:: Given passage ::
▼

Re: Using HBase for Deduping

Michael Segel Thu, 14 Feb 2013 17:44:05 -0800

Well, 
Maybe its a lack of sleep, but this is what I found...
 checkAndPut

public boolean checkAndPut(byte[] row,
                           byte[] family,
                           byte[] qualifier,
                           byte[] value,
                           Put put)
                    throws IOException
Atomically checks if a row/family/qualifier value matches the expected value. 
If it does, it adds the put. If the passed value is null, the check is for the 
lack of column (ie: non-existance)


Specified by:
checkAndPut in interface HTableInterface
Parameters:
row - to check
family - column family to check
qualifier - column qualifier to check
value - the expected value
put - data to put if check succeeds
Returns:
true if the new put was executed, false otherwise
Throws:
IOException - e
Maybe I'm reading it wrong? 

But hey! What do I know? Its Valentine's Day and I'm spending my evening 
answering questions sitting in my man cave instead of spending it with my wife.

▲

:: Stored records ::
▼

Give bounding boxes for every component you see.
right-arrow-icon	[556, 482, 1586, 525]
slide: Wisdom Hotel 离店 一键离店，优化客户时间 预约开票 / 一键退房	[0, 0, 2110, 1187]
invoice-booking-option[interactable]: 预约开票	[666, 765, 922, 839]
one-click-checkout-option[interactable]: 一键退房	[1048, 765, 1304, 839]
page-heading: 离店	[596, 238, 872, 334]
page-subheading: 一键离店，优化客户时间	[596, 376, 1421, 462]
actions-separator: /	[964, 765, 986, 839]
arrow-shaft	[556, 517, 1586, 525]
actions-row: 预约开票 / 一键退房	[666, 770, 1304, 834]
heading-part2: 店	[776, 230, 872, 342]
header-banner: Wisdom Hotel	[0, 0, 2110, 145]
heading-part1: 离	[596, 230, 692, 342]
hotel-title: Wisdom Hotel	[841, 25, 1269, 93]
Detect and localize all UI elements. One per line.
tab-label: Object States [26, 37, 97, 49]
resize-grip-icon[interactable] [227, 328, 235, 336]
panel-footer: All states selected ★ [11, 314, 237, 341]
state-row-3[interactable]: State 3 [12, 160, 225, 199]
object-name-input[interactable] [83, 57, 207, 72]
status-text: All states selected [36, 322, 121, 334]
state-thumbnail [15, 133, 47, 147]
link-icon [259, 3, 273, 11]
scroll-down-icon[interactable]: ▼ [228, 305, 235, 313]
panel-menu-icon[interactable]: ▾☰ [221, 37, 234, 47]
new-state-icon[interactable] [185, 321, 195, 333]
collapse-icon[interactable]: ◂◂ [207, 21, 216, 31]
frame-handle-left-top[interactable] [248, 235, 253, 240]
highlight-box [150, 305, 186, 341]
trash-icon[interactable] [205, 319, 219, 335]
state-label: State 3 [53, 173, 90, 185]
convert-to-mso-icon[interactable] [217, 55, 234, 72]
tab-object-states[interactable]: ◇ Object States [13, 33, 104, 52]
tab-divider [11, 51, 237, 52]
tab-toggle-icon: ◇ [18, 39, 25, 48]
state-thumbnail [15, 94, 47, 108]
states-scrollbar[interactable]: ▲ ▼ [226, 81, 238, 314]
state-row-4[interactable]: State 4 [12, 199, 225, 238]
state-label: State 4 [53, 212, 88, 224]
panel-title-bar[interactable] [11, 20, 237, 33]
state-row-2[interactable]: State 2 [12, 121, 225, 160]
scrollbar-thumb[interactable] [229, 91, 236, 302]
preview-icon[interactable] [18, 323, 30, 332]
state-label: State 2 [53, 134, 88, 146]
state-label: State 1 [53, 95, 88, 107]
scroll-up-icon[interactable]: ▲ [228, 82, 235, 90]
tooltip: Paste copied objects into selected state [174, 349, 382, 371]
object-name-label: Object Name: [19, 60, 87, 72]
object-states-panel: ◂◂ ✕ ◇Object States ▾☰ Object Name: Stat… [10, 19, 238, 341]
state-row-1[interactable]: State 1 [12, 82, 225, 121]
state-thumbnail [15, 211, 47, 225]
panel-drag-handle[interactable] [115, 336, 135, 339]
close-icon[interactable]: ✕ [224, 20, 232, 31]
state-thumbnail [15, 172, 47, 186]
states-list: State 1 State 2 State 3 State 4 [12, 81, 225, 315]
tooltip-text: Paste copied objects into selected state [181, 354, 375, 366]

▲

:: Tasks ::
1/ Summarize the forum reply on using HBase for deduping in two sentences.
2/ Carry on the forum reply on using HBase for deduping from the end of its last sentence.
The material has no connection to the forum reply on HBase deduping.

:: Responses in order ::
1/ In a thread about using HBase for deduping, the poster quotes the documentation for checkAndPut, which atomically checks whether a row/family/qualifier value matches an expected value, adds the put if it does, and treats a null value as a check that the column does not exist. The poster asks whether the documentation is being read wrong and adds that the evening of Valentine's Day is going to answering questions in a man cave rather than being spent with the poster's wife.

2/
Its no wonder I live in the perpetual dog house! :-P


On Feb 14, 2013, at 7:35 PM, Rahul Ravindran <[email protected]> wrote:

> Checkandput() does not work when the row does not exist, or am I missing 
> something?
> 
> Sent from my phone.Excuse the terseness.
> 
> On Feb 14, 2013, at 5:33 PM, Michael Segel <[email protected]> wrote:
> 
>> What constitutes a duplicate? 
>> 
>> An over simplification is to do a HTable.checkAndPut() where you do the put 
>> if the column doesn't exist. 
>> Then if the row is inserted (TRUE) return value, you push the event. 
>> 
>> That will do what you want.
>> 
>> At least at first blush.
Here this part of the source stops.